**Written exercise:** In full and without alteration, give the listing again.

**Stored entries:**
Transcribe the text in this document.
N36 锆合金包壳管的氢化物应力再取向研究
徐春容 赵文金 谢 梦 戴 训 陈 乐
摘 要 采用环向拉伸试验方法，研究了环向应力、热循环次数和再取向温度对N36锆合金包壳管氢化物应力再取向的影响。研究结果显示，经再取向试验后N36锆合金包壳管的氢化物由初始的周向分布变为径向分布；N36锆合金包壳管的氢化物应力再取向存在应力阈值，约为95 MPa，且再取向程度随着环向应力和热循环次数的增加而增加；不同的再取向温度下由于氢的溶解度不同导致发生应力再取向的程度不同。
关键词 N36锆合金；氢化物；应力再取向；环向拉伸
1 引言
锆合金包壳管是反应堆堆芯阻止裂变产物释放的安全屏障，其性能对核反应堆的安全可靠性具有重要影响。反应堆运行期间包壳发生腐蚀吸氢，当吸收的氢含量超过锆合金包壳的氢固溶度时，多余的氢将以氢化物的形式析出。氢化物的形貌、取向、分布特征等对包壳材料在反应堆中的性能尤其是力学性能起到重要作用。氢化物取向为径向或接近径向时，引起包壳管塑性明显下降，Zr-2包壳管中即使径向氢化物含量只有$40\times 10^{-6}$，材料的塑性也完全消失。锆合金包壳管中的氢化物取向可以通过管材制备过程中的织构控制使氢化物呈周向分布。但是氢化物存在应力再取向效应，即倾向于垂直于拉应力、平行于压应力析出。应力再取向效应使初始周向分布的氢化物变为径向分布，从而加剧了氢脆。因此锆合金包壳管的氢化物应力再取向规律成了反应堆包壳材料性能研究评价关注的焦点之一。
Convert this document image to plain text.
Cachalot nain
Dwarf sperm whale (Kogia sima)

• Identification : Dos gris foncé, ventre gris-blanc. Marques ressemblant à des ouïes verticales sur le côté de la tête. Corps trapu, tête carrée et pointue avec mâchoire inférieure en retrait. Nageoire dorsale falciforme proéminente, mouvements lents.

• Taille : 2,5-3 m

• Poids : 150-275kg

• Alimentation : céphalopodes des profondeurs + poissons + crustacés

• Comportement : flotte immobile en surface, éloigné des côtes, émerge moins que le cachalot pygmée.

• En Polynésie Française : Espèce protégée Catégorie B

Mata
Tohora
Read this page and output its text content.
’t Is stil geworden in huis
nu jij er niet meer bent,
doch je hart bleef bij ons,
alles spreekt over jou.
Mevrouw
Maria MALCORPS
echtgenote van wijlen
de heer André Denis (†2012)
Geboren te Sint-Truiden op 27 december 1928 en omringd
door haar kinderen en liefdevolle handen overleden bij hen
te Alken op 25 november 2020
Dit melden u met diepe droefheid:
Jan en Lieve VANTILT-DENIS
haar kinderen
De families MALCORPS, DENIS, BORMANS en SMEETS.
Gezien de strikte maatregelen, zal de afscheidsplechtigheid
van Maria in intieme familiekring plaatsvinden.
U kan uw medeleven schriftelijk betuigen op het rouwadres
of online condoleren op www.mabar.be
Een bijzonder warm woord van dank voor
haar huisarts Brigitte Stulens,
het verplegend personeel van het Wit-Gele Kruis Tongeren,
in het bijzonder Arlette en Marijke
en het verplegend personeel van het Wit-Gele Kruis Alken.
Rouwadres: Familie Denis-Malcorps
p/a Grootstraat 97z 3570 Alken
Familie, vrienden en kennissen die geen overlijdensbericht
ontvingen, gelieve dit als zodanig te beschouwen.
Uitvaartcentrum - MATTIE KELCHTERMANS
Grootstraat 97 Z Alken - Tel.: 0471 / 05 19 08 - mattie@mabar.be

**Problem solution:**
Transcribe the text in this document.
N36 锆合金包壳管的氢化物应力再取向研究
徐春容 赵文金 谢 梦 戴 训 陈 乐
摘 要 采用环向拉伸试验方法，研究了环向应力、热循环次数和再取向温度对N36锆合金包壳管氢化物应力再取向的影响。研究结果显示，经再取向试验后N36锆合金包壳管的氢化物由初始的周向分布变为径向分布；N36锆合金包壳管的氢化物应力再取向存在应力阈值，约为95 MPa，且再取向程度随着环向应力和热循环次数的增加而增加；不同的再取向温度下由于氢的溶解度不同导致发生应力再取向的程度不同。
关键词 N36锆合金；氢化物；应力再取向；环向拉伸
1 引言
锆合金包壳管是反应堆堆芯阻止裂变产物释放的安全屏障，其性能对核反应堆的安全可靠性具有重要影响。反应堆运行期间包壳发生腐蚀吸氢，当吸收的氢含量超过锆合金包壳的氢固溶度时，多余的氢将以氢化物的形式析出。氢化物的形貌、取向、分布特征等对包壳材料在反应堆中的性能尤其是力学性能起到重要作用。氢化物取向为径向或接近径向时，引起包壳管塑性明显下降，Zr-2包壳管中即使径向氢化物含量只有$40\times 10^{-6}$，材料的塑性也完全消失。锆合金包壳管中的氢化物取向可以通过管材制备过程中的织构控制使氢化物呈周向分布。但是氢化物存在应力再取向效应，即倾向于垂直于拉应力、平行于压应力析出。应力再取向效应使初始周向分布的氢化物变为径向分布，从而加剧了氢脆。因此锆合金包壳管的氢化物应力再取向规律成了反应堆包壳材料性能研究评价关注的焦点之一。
Convert this document image to plain text.
Cachalot nain
Dwarf sperm whale (Kogia sima)

• Identification : Dos gris foncé, ventre gris-blanc. Marques ressemblant à des ouïes verticales sur le côté de la tête. Corps trapu, tête carrée et pointue avec mâchoire inférieure en retrait. Nageoire dorsale falciforme proéminente, mouvements lents.

• Taille : 2,5-3 m

• Poids : 150-275kg

• Alimentation : céphalopodes des profondeurs + poissons + crustacés

• Comportement : flotte immobile en surface, éloigné des côtes, émerge moins que le cachalot pygmée.

• En Polynésie Française : Espèce protégée Catégorie B

Mata
Tohora
Read this page and output its text content.
’t Is stil geworden in huis
nu jij er niet meer bent,
doch je hart bleef bij ons,
alles spreekt over jou.
Mevrouw
Maria MALCORPS
echtgenote van wijlen
de heer André Denis (†2012)
Geboren te Sint-Truiden op 27 december 1928 en omringd
door haar kinderen en liefdevolle handen overleden bij hen
te Alken op 25 november 2020
Dit melden u met diepe droefheid:
Jan en Lieve VANTILT-DENIS
haar kinderen
De families MALCORPS, DENIS, BORMANS en SMEETS.
Gezien de strikte maatregelen, zal de afscheidsplechtigheid
van Maria in intieme familiekring plaatsvinden.
U kan uw medeleven schriftelijk betuigen op het rouwadres
of online condoleren op www.mabar.be
Een bijzonder warm woord van dank voor
haar huisarts Brigitte Stulens,
het verplegend personeel van het Wit-Gele Kruis Tongeren,
in het bijzonder Arlette en Marijke
en het verplegend personeel van het Wit-Gele Kruis Alken.
Rouwadres: Familie Denis-Malcorps
p/a Grootstraat 97z 3570 Alken
Familie, vrienden en kennissen die geen overlijdensbericht
ontvingen, gelieve dit als zodanig te beschouwen.
Uitvaartcentrum - MATTIE KELCHTERMANS
Grootstraat 97 Z Alken - Tel.: 0471 / 05 19 08 - mattie@mabar.be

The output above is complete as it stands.